## TASK INPUTS
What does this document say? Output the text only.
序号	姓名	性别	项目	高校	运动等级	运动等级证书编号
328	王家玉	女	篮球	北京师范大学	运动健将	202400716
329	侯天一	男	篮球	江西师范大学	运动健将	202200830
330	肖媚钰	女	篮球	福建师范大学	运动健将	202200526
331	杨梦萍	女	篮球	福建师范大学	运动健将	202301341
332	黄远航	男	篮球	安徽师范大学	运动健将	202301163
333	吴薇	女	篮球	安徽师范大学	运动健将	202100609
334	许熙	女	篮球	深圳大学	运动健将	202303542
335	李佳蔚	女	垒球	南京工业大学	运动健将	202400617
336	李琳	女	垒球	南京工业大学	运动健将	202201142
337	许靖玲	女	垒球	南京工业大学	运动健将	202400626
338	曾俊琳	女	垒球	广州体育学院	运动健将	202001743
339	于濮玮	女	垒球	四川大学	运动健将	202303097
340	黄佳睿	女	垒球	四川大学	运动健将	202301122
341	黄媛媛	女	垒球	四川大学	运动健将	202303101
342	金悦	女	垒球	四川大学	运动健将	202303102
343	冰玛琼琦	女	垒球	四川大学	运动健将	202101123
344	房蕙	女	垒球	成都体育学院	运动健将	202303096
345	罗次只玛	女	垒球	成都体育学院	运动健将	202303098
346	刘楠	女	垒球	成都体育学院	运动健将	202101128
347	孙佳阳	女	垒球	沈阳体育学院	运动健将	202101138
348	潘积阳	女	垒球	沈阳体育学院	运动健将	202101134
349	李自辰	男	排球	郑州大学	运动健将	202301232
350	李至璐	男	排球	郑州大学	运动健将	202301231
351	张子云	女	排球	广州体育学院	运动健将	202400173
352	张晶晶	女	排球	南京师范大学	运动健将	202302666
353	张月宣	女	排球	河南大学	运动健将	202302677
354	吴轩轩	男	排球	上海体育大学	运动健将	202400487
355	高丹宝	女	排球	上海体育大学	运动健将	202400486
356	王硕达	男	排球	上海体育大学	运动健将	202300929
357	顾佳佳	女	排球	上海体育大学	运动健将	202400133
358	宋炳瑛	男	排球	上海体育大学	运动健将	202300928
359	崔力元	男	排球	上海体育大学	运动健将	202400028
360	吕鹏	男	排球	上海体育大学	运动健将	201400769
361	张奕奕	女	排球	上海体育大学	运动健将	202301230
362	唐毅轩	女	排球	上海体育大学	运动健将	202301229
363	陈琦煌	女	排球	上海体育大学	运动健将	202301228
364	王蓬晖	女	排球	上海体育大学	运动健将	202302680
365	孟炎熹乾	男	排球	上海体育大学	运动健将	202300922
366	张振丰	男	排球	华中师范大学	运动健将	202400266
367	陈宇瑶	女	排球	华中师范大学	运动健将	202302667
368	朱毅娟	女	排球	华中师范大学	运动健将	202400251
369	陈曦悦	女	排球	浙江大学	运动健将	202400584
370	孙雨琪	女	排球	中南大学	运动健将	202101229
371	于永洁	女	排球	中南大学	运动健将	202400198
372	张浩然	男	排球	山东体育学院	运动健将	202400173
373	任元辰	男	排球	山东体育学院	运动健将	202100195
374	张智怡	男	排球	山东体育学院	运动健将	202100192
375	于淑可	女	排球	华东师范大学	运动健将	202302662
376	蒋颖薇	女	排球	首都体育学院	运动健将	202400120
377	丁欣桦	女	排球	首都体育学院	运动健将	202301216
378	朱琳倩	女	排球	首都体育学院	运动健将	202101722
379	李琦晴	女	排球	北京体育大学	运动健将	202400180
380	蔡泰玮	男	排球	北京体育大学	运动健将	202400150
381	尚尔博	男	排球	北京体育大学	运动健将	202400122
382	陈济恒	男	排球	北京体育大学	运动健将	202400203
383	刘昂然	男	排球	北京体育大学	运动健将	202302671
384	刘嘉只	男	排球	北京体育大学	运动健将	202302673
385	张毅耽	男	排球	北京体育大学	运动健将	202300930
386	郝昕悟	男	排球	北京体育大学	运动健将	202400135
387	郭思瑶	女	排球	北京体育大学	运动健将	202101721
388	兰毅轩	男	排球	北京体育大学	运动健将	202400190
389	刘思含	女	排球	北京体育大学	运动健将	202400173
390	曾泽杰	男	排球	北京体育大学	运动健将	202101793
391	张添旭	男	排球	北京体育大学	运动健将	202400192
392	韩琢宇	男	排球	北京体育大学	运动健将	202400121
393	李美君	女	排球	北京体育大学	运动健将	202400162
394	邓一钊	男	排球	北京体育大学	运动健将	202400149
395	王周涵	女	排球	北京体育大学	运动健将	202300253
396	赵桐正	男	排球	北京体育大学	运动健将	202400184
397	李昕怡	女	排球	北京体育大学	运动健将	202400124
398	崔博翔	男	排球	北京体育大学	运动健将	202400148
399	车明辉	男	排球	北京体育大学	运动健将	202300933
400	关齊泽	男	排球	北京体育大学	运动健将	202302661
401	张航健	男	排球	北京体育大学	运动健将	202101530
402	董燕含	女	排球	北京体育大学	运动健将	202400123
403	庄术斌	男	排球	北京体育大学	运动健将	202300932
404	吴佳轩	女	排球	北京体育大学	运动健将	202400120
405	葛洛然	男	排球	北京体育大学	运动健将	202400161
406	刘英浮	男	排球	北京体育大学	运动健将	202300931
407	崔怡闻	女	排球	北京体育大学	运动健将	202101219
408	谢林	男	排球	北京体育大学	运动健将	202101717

## PROBLEM TO WORK ON
Every entry needs to be retyped exactly.

## SOLUTION FOR THIS PROBLEM
What does this document say? Output the text only.
序号	姓名	性别	项目	高校	运动等级	运动等级证书编号
328	王家玉	女	篮球	北京师范大学	运动健将	202400716
329	侯天一	男	篮球	江西师范大学	运动健将	202200830
330	肖媚钰	女	篮球	福建师范大学	运动健将	202200526
331	杨梦萍	女	篮球	福建师范大学	运动健将	202301341
332	黄远航	男	篮球	安徽师范大学	运动健将	202301163
333	吴薇	女	篮球	安徽师范大学	运动健将	202100609
334	许熙	女	篮球	深圳大学	运动健将	202303542
335	李佳蔚	女	垒球	南京工业大学	运动健将	202400617
336	李琳	女	垒球	南京工业大学	运动健将	202201142
337	许靖玲	女	垒球	南京工业大学	运动健将	202400626
338	曾俊琳	女	垒球	广州体育学院	运动健将	202001743
339	于濮玮	女	垒球	四川大学	运动健将	202303097
340	黄佳睿	女	垒球	四川大学	运动健将	202301122
341	黄媛媛	女	垒球	四川大学	运动健将	202303101
342	金悦	女	垒球	四川大学	运动健将	202303102
343	冰玛琼琦	女	垒球	四川大学	运动健将	202101123
344	房蕙	女	垒球	成都体育学院	运动健将	202303096
345	罗次只玛	女	垒球	成都体育学院	运动健将	202303098
346	刘楠	女	垒球	成都体育学院	运动健将	202101128
347	孙佳阳	女	垒球	沈阳体育学院	运动健将	202101138
348	潘积阳	女	垒球	沈阳体育学院	运动健将	202101134
349	李自辰	男	排球	郑州大学	运动健将	202301232
350	李至璐	男	排球	郑州大学	运动健将	202301231
351	张子云	女	排球	广州体育学院	运动健将	202400173
352	张晶晶	女	排球	南京师范大学	运动健将	202302666
353	张月宣	女	排球	河南大学	运动健将	202302677
354	吴轩轩	男	排球	上海体育大学	运动健将	202400487
355	高丹宝	女	排球	上海体育大学	运动健将	202400486
356	王硕达	男	排球	上海体育大学	运动健将	202300929
357	顾佳佳	女	排球	上海体育大学	运动健将	202400133
358	宋炳瑛	男	排球	上海体育大学	运动健将	202300928
359	崔力元	男	排球	上海体育大学	运动健将	202400028
360	吕鹏	男	排球	上海体育大学	运动健将	201400769
361	张奕奕	女	排球	上海体育大学	运动健将	202301230
362	唐毅轩	女	排球	上海体育大学	运动健将	202301229
363	陈琦煌	女	排球	上海体育大学	运动健将	202301228
364	王蓬晖	女	排球	上海体育大学	运动健将	202302680
365	孟炎熹乾	男	排球	上海体育大学	运动健将	202300922
366	张振丰	男	排球	华中师范大学	运动健将	202400266
367	陈宇瑶	女	排球	华中师范大学	运动健将	202302667
368	朱毅娟	女	排球	华中师范大学	运动健将	202400251
369	陈曦悦	女	排球	浙江大学	运动健将	202400584
370	孙雨琪	女	排球	中南大学	运动健将	202101229
371	于永洁	女	排球	中南大学	运动健将	202400198
372	张浩然	男	排球	山东体育学院	运动健将	202400173
373	任元辰	男	排球	山东体育学院	运动健将	202100195
374	张智怡	男	排球	山东体育学院	运动健将	202100192
375	于淑可	女	排球	华东师范大学	运动健将	202302662
376	蒋颖薇	女	排球	首都体育学院	运动健将	202400120
377	丁欣桦	女	排球	首都体育学院	运动健将	202301216
378	朱琳倩	女	排球	首都体育学院	运动健将	202101722
379	李琦晴	女	排球	北京体育大学	运动健将	202400180
380	蔡泰玮	男	排球	北京体育大学	运动健将	202400150
381	尚尔博	男	排球	北京体育大学	运动健将	202400122
382	陈济恒	男	排球	北京体育大学	运动健将	202400203
383	刘昂然	男	排球	北京体育大学	运动健将	202302671
384	刘嘉只	男	排球	北京体育大学	运动健将	202302673
385	张毅耽	男	排球	北京体育大学	运动健将	202300930
386	郝昕悟	男	排球	北京体育大学	运动健将	202400135
387	郭思瑶	女	排球	北京体育大学	运动健将	202101721
388	兰毅轩	男	排球	北京体育大学	运动健将	202400190
389	刘思含	女	排球	北京体育大学	运动健将	202400173
390	曾泽杰	男	排球	北京体育大学	运动健将	202101793
391	张添旭	男	排球	北京体育大学	运动健将	202400192
392	韩琢宇	男	排球	北京体育大学	运动健将	202400121
393	李美君	女	排球	北京体育大学	运动健将	202400162
394	邓一钊	男	排球	北京体育大学	运动健将	202400149
395	王周涵	女	排球	北京体育大学	运动健将	202300253
396	赵桐正	男	排球	北京体育大学	运动健将	202400184
397	李昕怡	女	排球	北京体育大学	运动健将	202400124
398	崔博翔	男	排球	北京体育大学	运动健将	202400148
399	车明辉	男	排球	北京体育大学	运动健将	202300933
400	关齊泽	男	排球	北京体育大学	运动健将	202302661
401	张航健	男	排球	北京体育大学	运动健将	202101530
402	董燕含	女	排球	北京体育大学	运动健将	202400123
403	庄术斌	男	排球	北京体育大学	运动健将	202300932
404	吴佳轩	女	排球	北京体育大学	运动健将	202400120
405	葛洛然	男	排球	北京体育大学	运动健将	202400161
406	刘英浮	男	排球	北京体育大学	运动健将	202300931
407	崔怡闻	女	排球	北京体育大学	运动健将	202101219
408	谢林	男	排球	北京体育大学	运动健将	202101717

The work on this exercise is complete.